Selected excerpt —
'''

Saturday, September 17, 2011

#Radiation in Japan: 42,000 Bq/kg of Radioactive Cesium in Dirt Around a Drain in Yokohama City

It's not that the city that clearly does not care much about radiation safety (cesium beef for kids, dumping radioactive ashes in the ocean) did the measurement on its own. A citizen measured the radiation in the area, got the sample and had it tested using his own money, and alerted the city when the result came in.

Then, the city finally went and took the sample to be tested. The result was 42,000 becquerels/kg of radioactive cesium from the dirt that accumulated around the drain grid on the side of the road in Kohoku-ku (Okurayama) in Yokohama City, just inside the 250-kilometer radius from Fukushima I Nuclear Power Plant.

The city also found 35,000 becquerels/kg of cesium in the sediment at a fountain nearby, 27,600 becquerels/kg from the dirt overflow from the plant box on the road, and 11,320 becquerels/kg from the dirt overflow from the plant box on the side walk.

Here's Yokohama City's press release, taken from the message board of Yokohama Assemblyman Ota:

By the way, Assemblyman Ota suggests that Mayor Hayashi is known within the city administration as someone who doesn't think on her own (i.e. she relies on others in any decision making). That makes sense. That's been the ideal for the head of any organization in peace time in Japan, to be the figurehead. Literally deadly in the time of crisis like this.

14 comments:

Cherie said...

they can always raise the safety limits.

Anonymous said...

Lol! This is the Mayor who wonders why the tourists aren't coming back?

''The result was 42,000 becquerels/kg of radioactive cesium from the dirt that accumulated around the drain grid on the side of the road in Kohoku-ku (Okurayama) in Yokohama City, just inside the 250-kilometer radius from Fukushima I Nuclear Power Plant.

'''

Short problem 1 —
In the post on cesium in Yokohama, how many becquerels per kilogram of cesium did the city find in the sediment at the nearby fountain?
Short problem 2 —
Write what comes next in the post on cesium in Yokohama, starting after its last line.

Data segment —

'''

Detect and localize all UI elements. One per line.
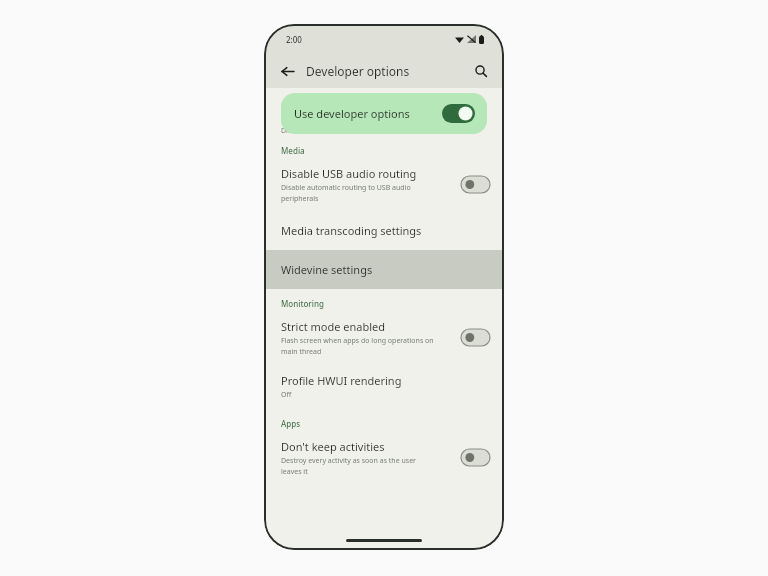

'''

Result 1 —
35,000 becquerels/kg

Result 2 —
The city also found 35,000 becquerels/kg of cesium in the sediment at a fountain nearby, 27,600 becquerels/kg from the dirt overflow from the plant box on the road, and 11,320 becquerels/kg from the dirt overflow from the plant box on the side walk.''


Tourists won't want any dumb shit beaurocrat telling them to come back for a holiday. You'd have to be insane. The Mayor, obviously is.
Face the problem. Admit the truth. Clean up. Get over it.This is the price you pay for nuclear power.
Yokohama is 250km from Fukushima. With readings like that they are trying to say it's all ok? WTF! Anyone with kids or wanting kids should be long gone from Yokohama. Make the town a giant OAP home for the bedridden. That's all it's fit for. And that's harsh on OAP's.
Yokohama, R.I.P.

Anonymous said...

The German opera singers who refuse this trip are right. They are educated and intelligent. Unlike the brainwashed idiot civil servants in Japan.
Why come to Japan and sing Wagner's Requiem when you can simply play it on CD? Maybe they should make it the theme tune for Yokohama? All ist clar?
Requiem. Ubergile.

FigNewton said...

This is madness.. This! Is! Hama!..

That mayor needs to be removed, for the sake of Yokohama.

Anonymous said...

I thought not thinking on your own was a prerequisite for government service in just about every nation? The people really in charge (the uber rich and the companies they own) don't like thinkers or doers getting into "power".

Unfortunately @Cherie is right they could also make a law against independent testing by concerned citizens under the guise of controlling "baseless rumors".

FigNewton said...

I don't want to be skeptical, but is there another source for this information? I only can find the same faxed report on a few blogs. Nothing in the news at all?

Again, just following protocol. Not hating.

Anonymous said...

You'll do well to find this kind of news in the mainstream.

If you hadn't already realised the Japanese authorities have proved they are concerned with cover up not clean up.

We need to take to the streets and get angry about the government response to this ongoing catastrophe. Does anyone have any links to protest groups?
It's either this or get out of Japan. The mayor needs to go. Although a suitable drone would probably be found to replace her.

arevamirpal::laprimavera said...

@FigNewton, my sources are the Yokohama assemblyman and another assemblywoman (their blogs and message boards). Nothing in Yokohama City's website.

Tokyo Shinbun Kanagawa version reported it.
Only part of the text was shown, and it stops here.